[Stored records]
▼

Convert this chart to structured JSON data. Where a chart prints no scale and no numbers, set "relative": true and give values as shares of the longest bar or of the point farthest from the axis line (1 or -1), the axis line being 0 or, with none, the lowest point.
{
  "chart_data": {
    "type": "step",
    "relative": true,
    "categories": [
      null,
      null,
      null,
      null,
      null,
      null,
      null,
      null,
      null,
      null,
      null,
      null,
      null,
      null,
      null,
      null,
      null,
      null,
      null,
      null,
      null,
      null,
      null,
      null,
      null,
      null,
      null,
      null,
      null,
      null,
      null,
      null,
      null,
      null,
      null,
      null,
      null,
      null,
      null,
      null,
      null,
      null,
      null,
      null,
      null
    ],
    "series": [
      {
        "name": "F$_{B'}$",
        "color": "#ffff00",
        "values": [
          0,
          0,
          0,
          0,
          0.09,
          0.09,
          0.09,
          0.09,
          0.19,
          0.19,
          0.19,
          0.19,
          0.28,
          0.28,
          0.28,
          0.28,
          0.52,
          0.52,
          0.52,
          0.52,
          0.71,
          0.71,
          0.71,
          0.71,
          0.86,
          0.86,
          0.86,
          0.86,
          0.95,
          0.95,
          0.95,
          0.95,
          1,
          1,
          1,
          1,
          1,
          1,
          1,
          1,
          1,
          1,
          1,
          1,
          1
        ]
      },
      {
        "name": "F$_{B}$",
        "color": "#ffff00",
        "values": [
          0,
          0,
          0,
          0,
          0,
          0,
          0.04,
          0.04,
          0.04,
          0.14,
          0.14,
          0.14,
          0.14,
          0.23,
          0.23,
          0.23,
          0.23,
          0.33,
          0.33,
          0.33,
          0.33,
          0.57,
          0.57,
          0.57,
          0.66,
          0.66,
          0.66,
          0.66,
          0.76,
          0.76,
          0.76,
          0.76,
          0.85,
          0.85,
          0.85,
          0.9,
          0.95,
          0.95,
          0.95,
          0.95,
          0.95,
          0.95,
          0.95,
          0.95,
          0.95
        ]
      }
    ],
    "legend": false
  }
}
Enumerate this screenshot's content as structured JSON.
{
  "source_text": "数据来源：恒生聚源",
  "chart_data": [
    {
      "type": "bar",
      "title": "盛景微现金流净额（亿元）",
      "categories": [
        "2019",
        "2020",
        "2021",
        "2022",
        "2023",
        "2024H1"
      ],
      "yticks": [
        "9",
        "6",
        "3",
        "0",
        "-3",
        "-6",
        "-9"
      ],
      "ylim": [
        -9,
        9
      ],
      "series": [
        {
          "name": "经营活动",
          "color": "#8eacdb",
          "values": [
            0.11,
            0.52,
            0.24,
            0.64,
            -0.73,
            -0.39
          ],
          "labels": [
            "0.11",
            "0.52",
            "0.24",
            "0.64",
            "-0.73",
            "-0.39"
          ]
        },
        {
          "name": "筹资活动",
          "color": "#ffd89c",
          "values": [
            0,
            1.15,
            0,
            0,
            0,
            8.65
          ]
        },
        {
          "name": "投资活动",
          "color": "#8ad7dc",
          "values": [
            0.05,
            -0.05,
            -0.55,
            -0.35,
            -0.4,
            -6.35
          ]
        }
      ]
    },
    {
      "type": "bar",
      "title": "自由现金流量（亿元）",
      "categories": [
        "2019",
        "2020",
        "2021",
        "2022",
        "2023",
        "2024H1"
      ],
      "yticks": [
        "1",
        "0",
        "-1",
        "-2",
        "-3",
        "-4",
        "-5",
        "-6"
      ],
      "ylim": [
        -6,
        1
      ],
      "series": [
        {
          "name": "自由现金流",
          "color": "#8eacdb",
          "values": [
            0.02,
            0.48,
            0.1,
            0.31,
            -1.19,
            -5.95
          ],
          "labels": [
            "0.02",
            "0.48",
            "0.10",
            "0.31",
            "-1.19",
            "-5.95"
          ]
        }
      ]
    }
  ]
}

▲

#### [What is asked]
List every line above that holds the word "name".

#### [Reply]
        "name": "F$_{B'}$",
        "name": "F$_{B}$",
          "name": "经营活动",
          "name": "筹资活动",
          "name": "投资活动",
          "name": "自由现金流",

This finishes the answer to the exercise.